▸ Raw records
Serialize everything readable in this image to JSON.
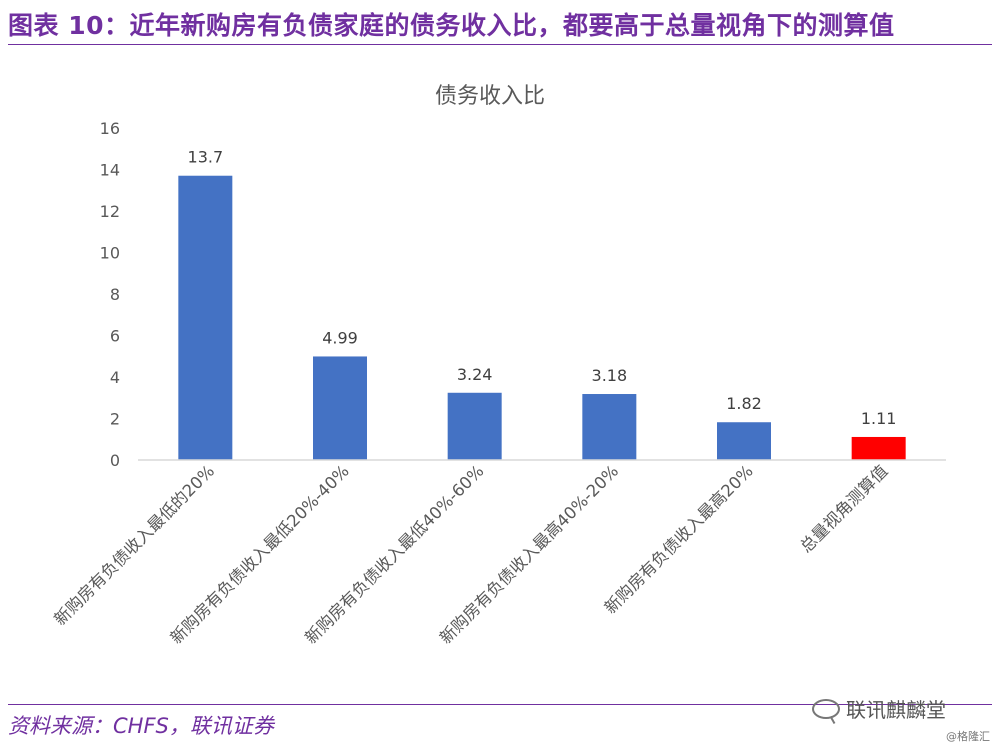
{
  "header": {
    "title": "图表 10：近年新购房有负债家庭的债务收入比，都要高于总量视角下的测算值"
  },
  "footer": {
    "source": "资料来源：CHFS，联讯证券"
  },
  "watermark": {
    "main": "联讯麒麟堂",
    "sub": "@格隆汇",
    "icon": "wechat-icon"
  },
  "colors": {
    "accent": "#7030a0",
    "bar": "#4472c4",
    "highlight_bar": "#ff0000"
  },
  "chart_data": {
    "type": "bar",
    "title": "债务收入比",
    "xlabel": "",
    "ylabel": "",
    "categories": [
      "新购房有负债收入最低的20%",
      "新购房有负债收入最低20%-40%",
      "新购房有负债收入最低40%-60%",
      "新购房有负债收入最高40%-20%",
      "新购房有负债收入最高20%",
      "总量视角测算值"
    ],
    "values": [
      13.7,
      4.99,
      3.24,
      3.18,
      1.82,
      1.11
    ],
    "data_labels": [
      "13.7",
      "4.99",
      "3.24",
      "3.18",
      "1.82",
      "1.11"
    ],
    "bar_colors": [
      "#4472c4",
      "#4472c4",
      "#4472c4",
      "#4472c4",
      "#4472c4",
      "#ff0000"
    ],
    "ylim": [
      0,
      16
    ],
    "yticks": [
      0,
      2,
      4,
      6,
      8,
      10,
      12,
      14,
      16
    ],
    "grid": false,
    "legend": "none"
  }
}
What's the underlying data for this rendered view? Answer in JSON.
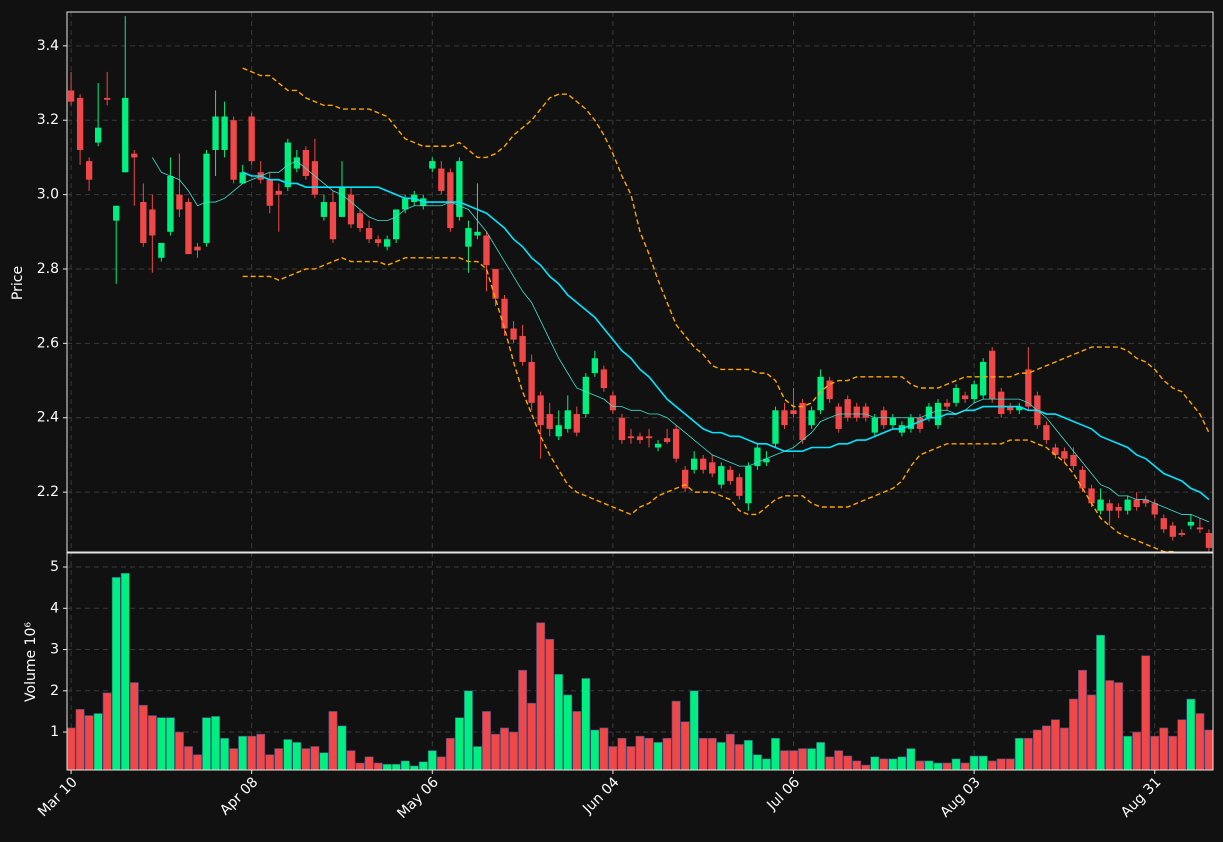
{
  "chart_data": {
    "type": "candlestick",
    "ylabel": "Price",
    "xlim": [
      -0.45,
      126.45
    ],
    "xticks": [
      {
        "value": 0,
        "label": "Mar 10"
      },
      {
        "value": 20,
        "label": "Apr 08"
      },
      {
        "value": 40,
        "label": "May 06"
      },
      {
        "value": 60,
        "label": "Jun 04"
      },
      {
        "value": 80,
        "label": "Jul 06"
      },
      {
        "value": 100,
        "label": "Aug 03"
      },
      {
        "value": 120,
        "label": "Aug 31"
      }
    ],
    "ylim": [
      2.039,
      3.491
    ],
    "yticks": [
      2.2,
      2.4,
      2.6,
      2.8,
      {
        "value": 3,
        "label": "3.0"
      },
      3.2,
      3.4
    ],
    "grid": true,
    "up_color": "#00f080",
    "down_color": "#f04848",
    "open": [
      3.28,
      3.26,
      3.09,
      3.14,
      3.26,
      2.93,
      3.06,
      3.11,
      2.98,
      2.96,
      2.83,
      2.9,
      3.0,
      2.98,
      2.86,
      2.87,
      3.12,
      3.12,
      3.2,
      3.03,
      3.21,
      3.06,
      3.04,
      3.01,
      3.02,
      3.07,
      3.12,
      3.09,
      2.94,
      2.98,
      2.94,
      3.0,
      2.95,
      2.91,
      2.88,
      2.86,
      2.88,
      2.96,
      2.98,
      2.97,
      3.07,
      3.07,
      3.06,
      2.94,
      2.86,
      2.89,
      2.89,
      2.8,
      2.72,
      2.64,
      2.62,
      2.55,
      2.46,
      2.41,
      2.35,
      2.37,
      2.41,
      2.41,
      2.52,
      2.53,
      2.46,
      2.4,
      2.35,
      2.35,
      2.35,
      2.32,
      2.345,
      2.37,
      2.26,
      2.26,
      2.29,
      2.28,
      2.22,
      2.26,
      2.24,
      2.17,
      2.27,
      2.28,
      2.33,
      2.42,
      2.42,
      2.44,
      2.38,
      2.42,
      2.5,
      2.43,
      2.45,
      2.43,
      2.43,
      2.36,
      2.42,
      2.38,
      2.36,
      2.37,
      2.4,
      2.4,
      2.38,
      2.44,
      2.44,
      2.46,
      2.45,
      2.46,
      2.58,
      2.47,
      2.43,
      2.42,
      2.53,
      2.46,
      2.38,
      2.32,
      2.31,
      2.3,
      2.26,
      2.21,
      2.15,
      2.17,
      2.16,
      2.15,
      2.18,
      2.18,
      2.17,
      2.13,
      2.11,
      2.09,
      2.11,
      2.105,
      2.09
    ],
    "high": [
      3.33,
      3.27,
      3.1,
      3.3,
      3.33,
      2.97,
      3.48,
      3.12,
      3.03,
      3.0,
      2.87,
      3.1,
      3.11,
      2.99,
      2.87,
      3.12,
      3.28,
      3.25,
      3.21,
      3.08,
      3.22,
      3.09,
      3.06,
      3.03,
      3.15,
      3.12,
      3.13,
      3.15,
      3.0,
      3.01,
      3.09,
      3.02,
      2.96,
      2.93,
      2.89,
      2.89,
      2.96,
      3.0,
      3.01,
      3.0,
      3.1,
      3.09,
      3.07,
      3.1,
      2.93,
      3.03,
      2.9,
      2.8,
      2.73,
      2.66,
      2.65,
      2.57,
      2.47,
      2.44,
      2.42,
      2.46,
      2.43,
      2.52,
      2.58,
      2.54,
      2.47,
      2.41,
      2.37,
      2.36,
      2.37,
      2.34,
      2.37,
      2.38,
      2.27,
      2.31,
      2.3,
      2.3,
      2.28,
      2.27,
      2.25,
      2.28,
      2.33,
      2.31,
      2.43,
      2.44,
      2.48,
      2.45,
      2.43,
      2.53,
      2.51,
      2.44,
      2.46,
      2.44,
      2.44,
      2.41,
      2.43,
      2.41,
      2.39,
      2.41,
      2.41,
      2.44,
      2.45,
      2.45,
      2.49,
      2.47,
      2.5,
      2.56,
      2.59,
      2.48,
      2.44,
      2.44,
      2.59,
      2.47,
      2.39,
      2.33,
      2.32,
      2.32,
      2.27,
      2.22,
      2.21,
      2.18,
      2.17,
      2.19,
      2.2,
      2.19,
      2.18,
      2.14,
      2.12,
      2.1,
      2.14,
      2.13,
      2.1
    ],
    "low": [
      3.24,
      3.08,
      3.01,
      3.13,
      3.24,
      2.76,
      3.06,
      2.97,
      2.86,
      2.79,
      2.82,
      2.89,
      2.94,
      2.84,
      2.83,
      2.86,
      3.05,
      3.1,
      3.03,
      3.03,
      3.08,
      3.03,
      2.95,
      2.9,
      3.01,
      3.06,
      3.04,
      2.99,
      2.93,
      2.87,
      2.94,
      2.91,
      2.9,
      2.87,
      2.86,
      2.85,
      2.87,
      2.95,
      2.97,
      2.96,
      3.06,
      3.0,
      2.9,
      2.93,
      2.79,
      2.88,
      2.74,
      2.7,
      2.62,
      2.6,
      2.54,
      2.42,
      2.29,
      2.35,
      2.34,
      2.36,
      2.35,
      2.4,
      2.51,
      2.47,
      2.41,
      2.33,
      2.33,
      2.33,
      2.32,
      2.31,
      2.33,
      2.28,
      2.2,
      2.25,
      2.25,
      2.24,
      2.21,
      2.22,
      2.18,
      2.15,
      2.26,
      2.27,
      2.32,
      2.37,
      2.4,
      2.33,
      2.37,
      2.41,
      2.44,
      2.36,
      2.39,
      2.39,
      2.39,
      2.35,
      2.37,
      2.37,
      2.35,
      2.36,
      2.36,
      2.39,
      2.37,
      2.42,
      2.43,
      2.44,
      2.44,
      2.45,
      2.44,
      2.4,
      2.41,
      2.41,
      2.42,
      2.37,
      2.33,
      2.29,
      2.28,
      2.26,
      2.2,
      2.16,
      2.14,
      2.11,
      2.13,
      2.14,
      2.15,
      2.16,
      2.13,
      2.09,
      2.07,
      2.08,
      2.1,
      2.09,
      2.04
    ],
    "close": [
      3.25,
      3.12,
      3.04,
      3.18,
      3.255,
      2.97,
      3.26,
      3.1,
      2.87,
      2.89,
      2.87,
      3.05,
      2.96,
      2.84,
      2.85,
      3.11,
      3.21,
      3.21,
      3.04,
      3.06,
      3.09,
      3.04,
      2.97,
      3.0,
      3.14,
      3.1,
      3.05,
      3.0,
      2.98,
      2.88,
      3.02,
      2.92,
      2.91,
      2.88,
      2.87,
      2.88,
      2.96,
      2.99,
      3.0,
      2.99,
      3.09,
      3.01,
      2.91,
      3.09,
      2.91,
      2.9,
      2.81,
      2.72,
      2.64,
      2.61,
      2.55,
      2.44,
      2.38,
      2.37,
      2.38,
      2.42,
      2.36,
      2.51,
      2.56,
      2.48,
      2.42,
      2.34,
      2.345,
      2.34,
      2.345,
      2.33,
      2.335,
      2.29,
      2.21,
      2.29,
      2.26,
      2.25,
      2.27,
      2.23,
      2.19,
      2.27,
      2.32,
      2.29,
      2.42,
      2.38,
      2.41,
      2.34,
      2.42,
      2.51,
      2.45,
      2.37,
      2.4,
      2.4,
      2.4,
      2.4,
      2.38,
      2.4,
      2.38,
      2.4,
      2.37,
      2.43,
      2.44,
      2.43,
      2.48,
      2.45,
      2.49,
      2.55,
      2.45,
      2.41,
      2.42,
      2.43,
      2.43,
      2.38,
      2.34,
      2.3,
      2.29,
      2.27,
      2.21,
      2.17,
      2.18,
      2.15,
      2.15,
      2.18,
      2.16,
      2.17,
      2.14,
      2.1,
      2.08,
      2.085,
      2.12,
      2.1,
      2.05
    ],
    "lines": [
      {
        "color": "#00e5ff",
        "width": 1.6,
        "dashed": false,
        "values": [
          null,
          null,
          null,
          null,
          null,
          null,
          null,
          null,
          null,
          null,
          null,
          null,
          null,
          null,
          null,
          null,
          null,
          null,
          null,
          3.06,
          3.05,
          3.05,
          3.04,
          3.04,
          3.03,
          3.03,
          3.02,
          3.02,
          3.02,
          3.02,
          3.02,
          3.02,
          3.02,
          3.02,
          3.02,
          3.01,
          3.0,
          2.99,
          2.99,
          2.98,
          2.98,
          2.98,
          2.98,
          2.98,
          2.97,
          2.96,
          2.95,
          2.93,
          2.91,
          2.88,
          2.86,
          2.83,
          2.81,
          2.78,
          2.76,
          2.73,
          2.71,
          2.69,
          2.67,
          2.64,
          2.61,
          2.58,
          2.56,
          2.53,
          2.51,
          2.48,
          2.45,
          2.43,
          2.41,
          2.39,
          2.37,
          2.36,
          2.36,
          2.35,
          2.35,
          2.34,
          2.33,
          2.33,
          2.32,
          2.31,
          2.31,
          2.31,
          2.32,
          2.32,
          2.32,
          2.33,
          2.33,
          2.34,
          2.34,
          2.35,
          2.36,
          2.37,
          2.37,
          2.38,
          2.39,
          2.4,
          2.4,
          2.41,
          2.41,
          2.42,
          2.42,
          2.43,
          2.43,
          2.43,
          2.43,
          2.43,
          2.42,
          2.42,
          2.41,
          2.41,
          2.4,
          2.39,
          2.38,
          2.37,
          2.35,
          2.34,
          2.33,
          2.32,
          2.3,
          2.29,
          2.27,
          2.25,
          2.24,
          2.23,
          2.21,
          2.2,
          2.18
        ]
      },
      {
        "color": "#40e0d0",
        "width": 0.8,
        "dashed": false,
        "values": [
          null,
          null,
          null,
          null,
          null,
          null,
          null,
          null,
          null,
          3.1,
          3.06,
          3.05,
          3.04,
          3.01,
          2.97,
          2.98,
          2.98,
          2.99,
          3.01,
          3.03,
          3.04,
          3.05,
          3.06,
          3.06,
          3.08,
          3.09,
          3.07,
          3.05,
          3.03,
          3.01,
          3.0,
          2.98,
          2.96,
          2.94,
          2.93,
          2.93,
          2.94,
          2.96,
          2.97,
          2.97,
          2.97,
          2.97,
          2.98,
          2.97,
          2.96,
          2.93,
          2.9,
          2.86,
          2.82,
          2.78,
          2.74,
          2.71,
          2.66,
          2.61,
          2.56,
          2.52,
          2.48,
          2.47,
          2.46,
          2.45,
          2.43,
          2.43,
          2.42,
          2.42,
          2.41,
          2.41,
          2.4,
          2.38,
          2.36,
          2.34,
          2.32,
          2.3,
          2.29,
          2.28,
          2.27,
          2.27,
          2.28,
          2.29,
          2.3,
          2.31,
          2.32,
          2.34,
          2.36,
          2.39,
          2.4,
          2.41,
          2.41,
          2.41,
          2.41,
          2.4,
          2.4,
          2.4,
          2.4,
          2.4,
          2.4,
          2.41,
          2.42,
          2.42,
          2.41,
          2.42,
          2.44,
          2.45,
          2.45,
          2.45,
          2.45,
          2.45,
          2.44,
          2.42,
          2.4,
          2.37,
          2.34,
          2.31,
          2.28,
          2.25,
          2.22,
          2.21,
          2.19,
          2.19,
          2.18,
          2.18,
          2.17,
          2.16,
          2.15,
          2.14,
          2.14,
          2.13,
          2.12
        ]
      },
      {
        "color": "#ffa500",
        "width": 1.4,
        "dashed": true,
        "values": [
          null,
          null,
          null,
          null,
          null,
          null,
          null,
          null,
          null,
          null,
          null,
          null,
          null,
          null,
          null,
          null,
          null,
          null,
          null,
          3.34,
          3.33,
          3.32,
          3.32,
          3.3,
          3.28,
          3.28,
          3.26,
          3.25,
          3.24,
          3.24,
          3.23,
          3.23,
          3.23,
          3.23,
          3.22,
          3.21,
          3.18,
          3.15,
          3.14,
          3.13,
          3.13,
          3.13,
          3.13,
          3.14,
          3.12,
          3.1,
          3.1,
          3.11,
          3.13,
          3.16,
          3.18,
          3.2,
          3.23,
          3.26,
          3.27,
          3.27,
          3.25,
          3.23,
          3.2,
          3.16,
          3.11,
          3.05,
          3.0,
          2.9,
          2.84,
          2.77,
          2.71,
          2.65,
          2.62,
          2.59,
          2.57,
          2.54,
          2.53,
          2.53,
          2.53,
          2.53,
          2.52,
          2.52,
          2.5,
          2.45,
          2.43,
          2.43,
          2.44,
          2.47,
          2.49,
          2.5,
          2.5,
          2.51,
          2.51,
          2.51,
          2.51,
          2.51,
          2.51,
          2.49,
          2.48,
          2.48,
          2.48,
          2.49,
          2.5,
          2.51,
          2.51,
          2.51,
          2.51,
          2.51,
          2.51,
          2.52,
          2.52,
          2.53,
          2.54,
          2.55,
          2.56,
          2.57,
          2.58,
          2.59,
          2.59,
          2.59,
          2.59,
          2.58,
          2.56,
          2.55,
          2.53,
          2.5,
          2.48,
          2.47,
          2.44,
          2.41,
          2.36
        ]
      },
      {
        "color": "#ffa500",
        "width": 1.4,
        "dashed": true,
        "values": [
          null,
          null,
          null,
          null,
          null,
          null,
          null,
          null,
          null,
          null,
          null,
          null,
          null,
          null,
          null,
          null,
          null,
          null,
          null,
          2.78,
          2.78,
          2.78,
          2.78,
          2.77,
          2.78,
          2.79,
          2.8,
          2.8,
          2.81,
          2.82,
          2.83,
          2.82,
          2.82,
          2.82,
          2.82,
          2.81,
          2.82,
          2.83,
          2.83,
          2.83,
          2.83,
          2.83,
          2.83,
          2.83,
          2.82,
          2.82,
          2.8,
          2.72,
          2.64,
          2.55,
          2.47,
          2.41,
          2.35,
          2.3,
          2.26,
          2.22,
          2.2,
          2.19,
          2.18,
          2.17,
          2.16,
          2.15,
          2.14,
          2.16,
          2.17,
          2.19,
          2.2,
          2.21,
          2.22,
          2.2,
          2.2,
          2.2,
          2.19,
          2.18,
          2.15,
          2.14,
          2.14,
          2.16,
          2.18,
          2.19,
          2.19,
          2.19,
          2.17,
          2.16,
          2.16,
          2.16,
          2.16,
          2.17,
          2.18,
          2.19,
          2.2,
          2.21,
          2.23,
          2.27,
          2.3,
          2.31,
          2.32,
          2.33,
          2.33,
          2.33,
          2.33,
          2.33,
          2.33,
          2.33,
          2.34,
          2.34,
          2.34,
          2.33,
          2.32,
          2.3,
          2.28,
          2.25,
          2.21,
          2.17,
          2.13,
          2.11,
          2.09,
          2.08,
          2.07,
          2.06,
          2.05,
          2.04,
          2.04,
          2.03,
          2.03,
          2.02,
          2.02
        ]
      }
    ],
    "volume": {
      "ylabel": "Volume  10⁶",
      "ylim": [
        0.08,
        5.34
      ],
      "yticks": [
        1,
        2,
        3,
        4,
        5
      ],
      "values": [
        1.1,
        1.55,
        1.4,
        1.45,
        1.95,
        4.75,
        4.85,
        2.2,
        1.65,
        1.4,
        1.35,
        1.35,
        1.0,
        0.65,
        0.45,
        1.35,
        1.38,
        0.85,
        0.6,
        0.9,
        0.9,
        0.95,
        0.45,
        0.6,
        0.82,
        0.75,
        0.6,
        0.65,
        0.5,
        1.5,
        1.15,
        0.55,
        0.25,
        0.4,
        0.25,
        0.22,
        0.22,
        0.3,
        0.18,
        0.28,
        0.55,
        0.4,
        0.85,
        1.35,
        2.0,
        0.65,
        1.5,
        0.95,
        1.1,
        1.0,
        2.5,
        1.7,
        3.65,
        3.25,
        2.4,
        1.9,
        1.5,
        2.3,
        1.05,
        1.1,
        0.65,
        0.85,
        0.65,
        0.9,
        0.85,
        0.75,
        0.85,
        1.75,
        1.25,
        2.0,
        0.85,
        0.85,
        0.75,
        0.95,
        0.7,
        0.8,
        0.45,
        0.35,
        0.85,
        0.55,
        0.55,
        0.6,
        0.6,
        0.75,
        0.4,
        0.55,
        0.42,
        0.3,
        0.2,
        0.4,
        0.35,
        0.35,
        0.4,
        0.6,
        0.3,
        0.3,
        0.25,
        0.25,
        0.35,
        0.25,
        0.42,
        0.42,
        0.3,
        0.35,
        0.35,
        0.85,
        0.85,
        1.05,
        1.15,
        1.3,
        1.1,
        1.8,
        2.5,
        1.9,
        3.35,
        2.25,
        2.2,
        0.9,
        1.0,
        2.85,
        0.9,
        1.1,
        0.9,
        1.3,
        1.8,
        1.45,
        1.05
      ]
    }
  }
}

▸ Given problem
Return each line where "this" shows up.

▸ Result
Serialize everything readable in this image to JSON.
What's the underlying data for this rendered view? Answer in JSON.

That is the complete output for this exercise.